start Information supplied

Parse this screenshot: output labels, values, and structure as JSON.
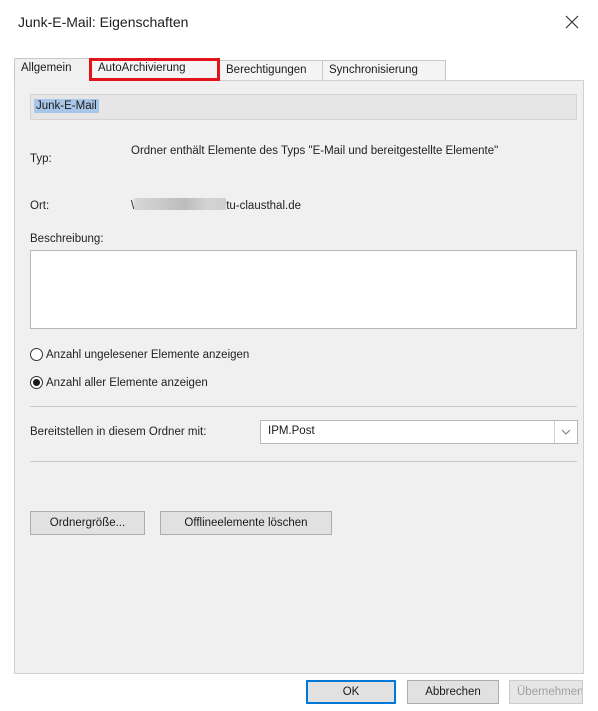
{
  "window": {
    "title": "Junk-E-Mail: Eigenschaften",
    "close_icon": "close-icon"
  },
  "tabs": [
    {
      "label": "Allgemein",
      "active": true
    },
    {
      "label": "AutoArchivierung",
      "active": false,
      "highlighted": true,
      "highlight_color": "#e2141a"
    },
    {
      "label": "Berechtigungen",
      "active": false
    },
    {
      "label": "Synchronisierung",
      "active": false
    }
  ],
  "general": {
    "folder_name": "Junk-E-Mail",
    "type_label": "Typ:",
    "type_value": "Ordner enthält Elemente des Typs \"E-Mail und bereitgestellte Elemente\"",
    "location_label": "Ort:",
    "location_prefix": "\\",
    "location_suffix": "tu-clausthal.de",
    "description_label": "Beschreibung:",
    "description_value": "",
    "radio_unread": {
      "label": "Anzahl ungelesener Elemente anzeigen",
      "checked": false
    },
    "radio_all": {
      "label": "Anzahl aller Elemente anzeigen",
      "checked": true
    },
    "post_label": "Bereitstellen in diesem Ordner mit:",
    "post_value": "IPM.Post",
    "folder_size_button": "Ordnergröße...",
    "clear_offline_button": "Offlineelemente löschen"
  },
  "footer": {
    "ok": "OK",
    "cancel": "Abbrechen",
    "apply": "Übernehmen",
    "apply_disabled": true
  }
}
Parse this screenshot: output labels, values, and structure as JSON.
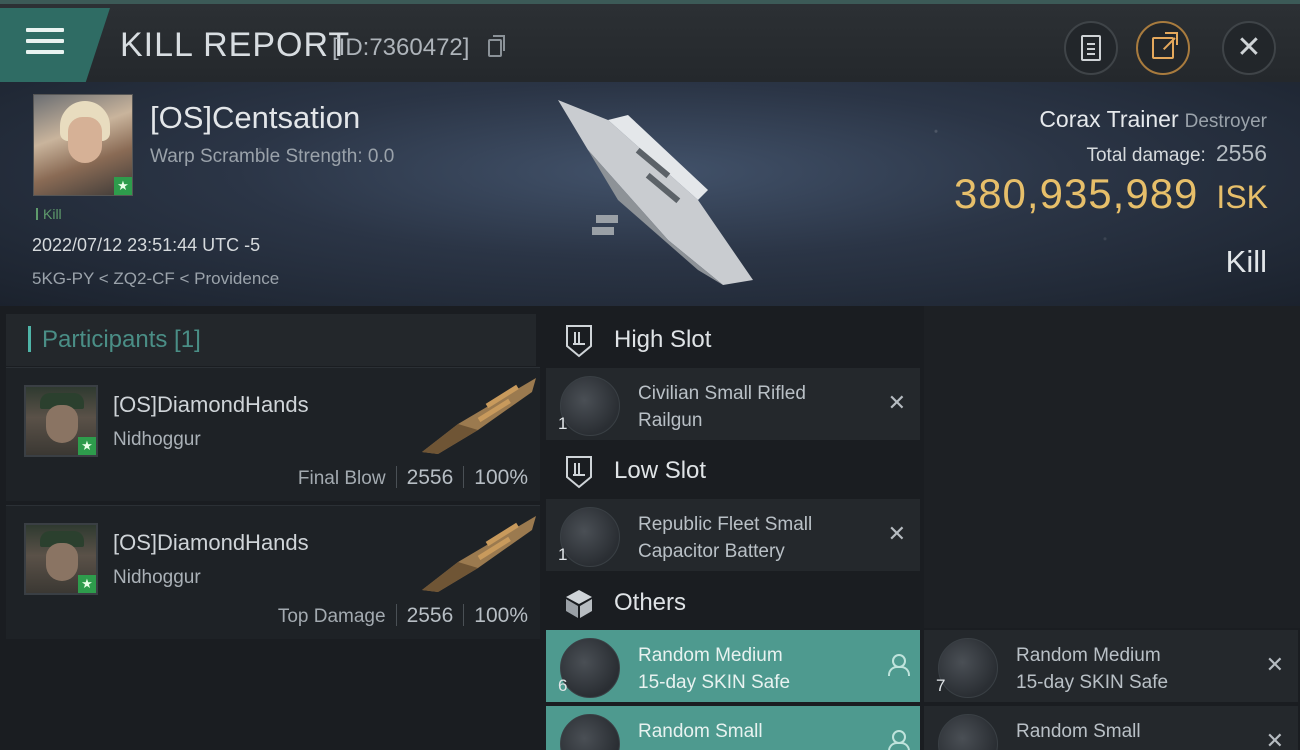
{
  "header": {
    "title": "KILL REPORT",
    "report_id": "[ID:7360472]",
    "menu_icon": "hamburger-menu-icon",
    "clipboard_icon": "clipboard-icon",
    "share_icon": "share-export-icon",
    "close_icon": "close-icon"
  },
  "victim": {
    "name": "[OS]Centsation",
    "warp_scramble": "Warp Scramble Strength: 0.0",
    "kill_tag": "Kill",
    "timestamp": "2022/07/12 23:51:44 UTC -5",
    "location": "5KG-PY < ZQ2-CF < Providence",
    "ship_name": "Corax Trainer",
    "ship_class": "Destroyer",
    "total_damage_label": "Total damage:",
    "total_damage": "2556",
    "isk_value": "380,935,989",
    "isk_unit": "ISK",
    "result": "Kill"
  },
  "participants": {
    "title": "Participants [1]",
    "rows": [
      {
        "name": "[OS]DiamondHands",
        "ship": "Nidhoggur",
        "role": "Final Blow",
        "damage": "2556",
        "percent": "100%"
      },
      {
        "name": "[OS]DiamondHands",
        "ship": "Nidhoggur",
        "role": "Top Damage",
        "damage": "2556",
        "percent": "100%"
      }
    ]
  },
  "slots": {
    "high": {
      "title": "High Slot",
      "items": [
        {
          "qty": "1",
          "name_line1": "Civilian Small Rifled",
          "name_line2": "Railgun"
        }
      ]
    },
    "low": {
      "title": "Low Slot",
      "items": [
        {
          "qty": "1",
          "name_line1": "Republic Fleet Small",
          "name_line2": "Capacitor Battery"
        }
      ]
    },
    "others": {
      "title": "Others",
      "items": [
        {
          "qty": "6",
          "name_line1": "Random Medium",
          "name_line2": "15-day SKIN Safe"
        },
        {
          "qty": "7",
          "name_line1": "Random Medium",
          "name_line2": "15-day SKIN Safe"
        },
        {
          "qty": "",
          "name_line1": "Random Small",
          "name_line2": ""
        },
        {
          "qty": "",
          "name_line1": "Random Small",
          "name_line2": ""
        }
      ]
    }
  },
  "colors": {
    "accent_teal": "#4e9a8f",
    "isk_gold": "#e7bf6a",
    "corp_star_green": "#2e9c4c"
  }
}
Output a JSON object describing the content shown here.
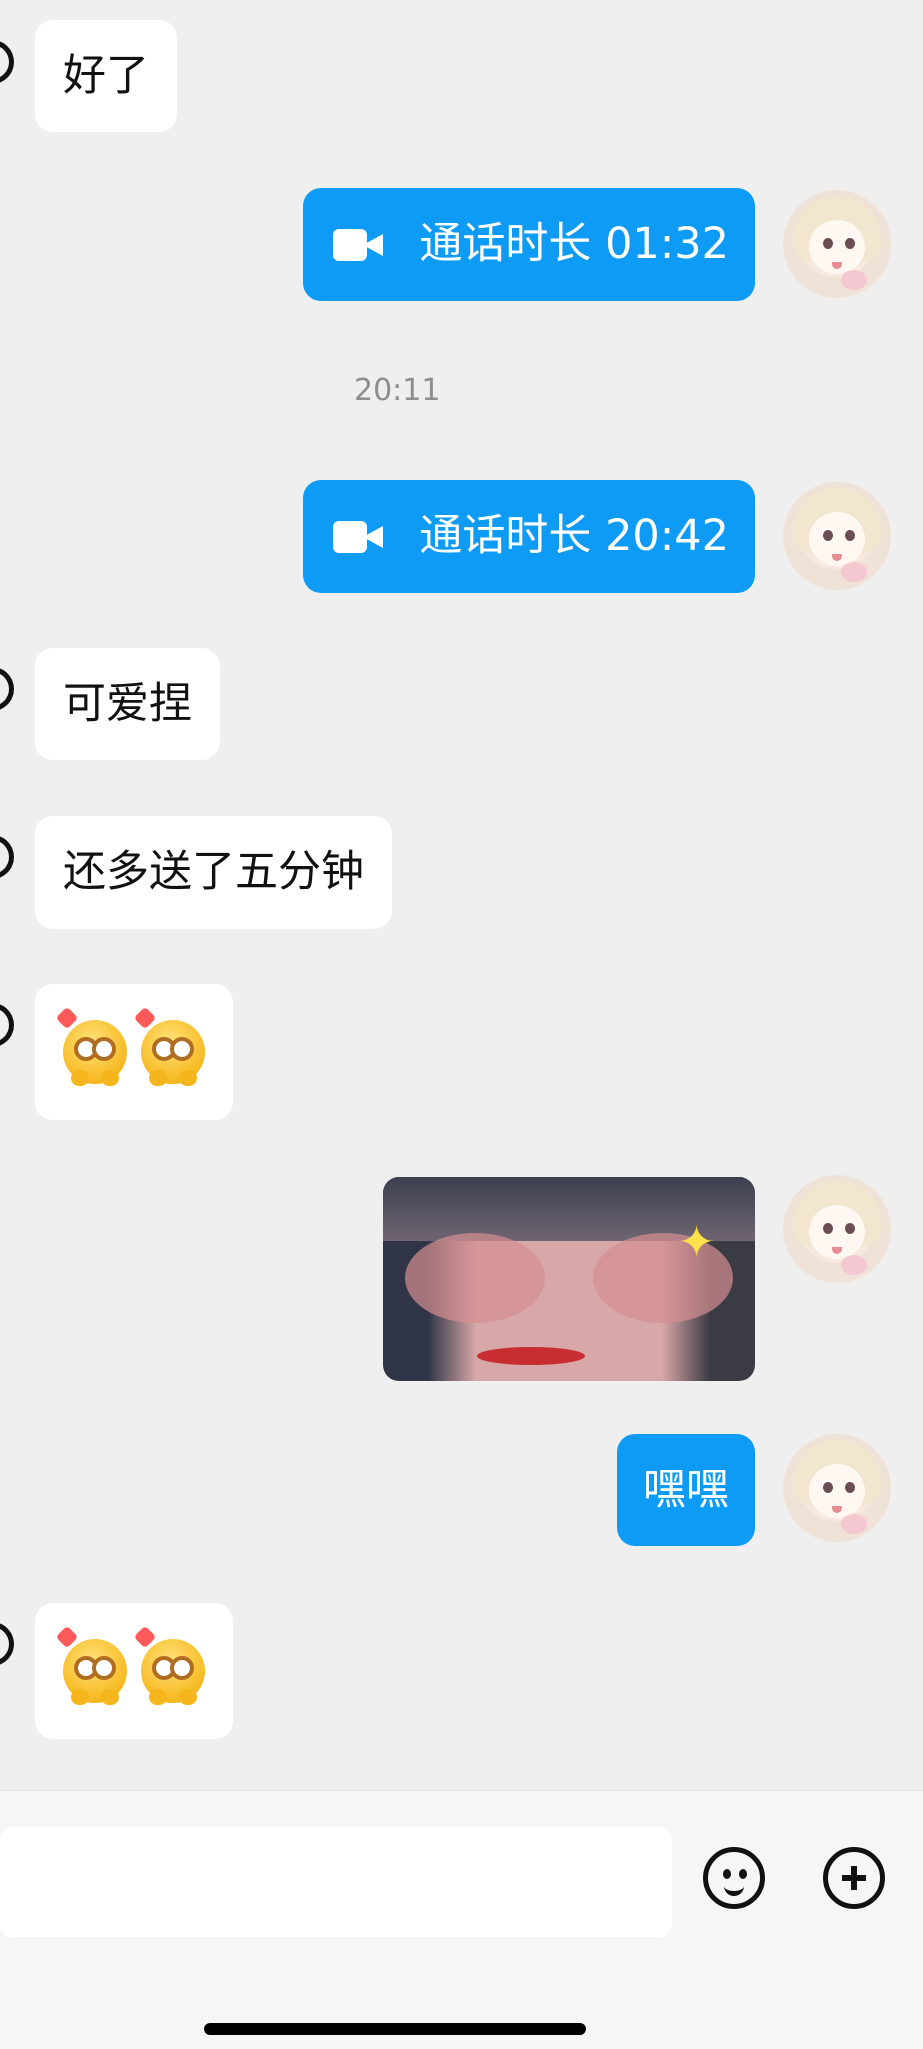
{
  "messages": {
    "m1": {
      "text": "好了"
    },
    "call1": {
      "label": "通话时长 01:32"
    },
    "time1": {
      "text": "20:11"
    },
    "call2": {
      "label": "通话时长 20:42"
    },
    "m2": {
      "text": "可爱捏"
    },
    "m3": {
      "text": "还多送了五分钟"
    },
    "m4": {
      "emoji": [
        "hearts-eyes-emoji",
        "hearts-eyes-emoji"
      ]
    },
    "m5": {
      "image": "selfie-photo"
    },
    "m6": {
      "text": "嘿嘿"
    },
    "m7": {
      "emoji": [
        "hearts-eyes-emoji",
        "hearts-eyes-emoji"
      ]
    }
  },
  "composer": {
    "input_value": "",
    "emoji_icon": "smile-icon",
    "plus_icon": "plus-circle-icon"
  },
  "colors": {
    "background": "#efefef",
    "outgoing_bubble": "#0d9bf6",
    "incoming_bubble": "#ffffff"
  }
}
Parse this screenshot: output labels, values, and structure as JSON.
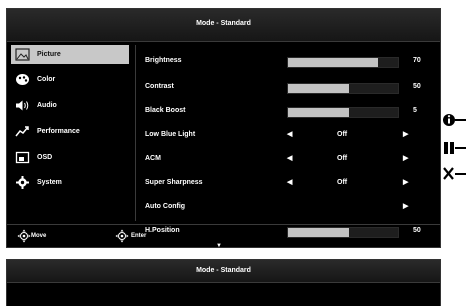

end Information supplied

- _Task to complete_
Search the records for the word "text" and copy every line where it occurs.

- _The output_
      "text": "好了"
      "text": "20:11"
      "text": "可爱捏"
      "text": "还多送了五分钟"
      "text": "嘿嘿"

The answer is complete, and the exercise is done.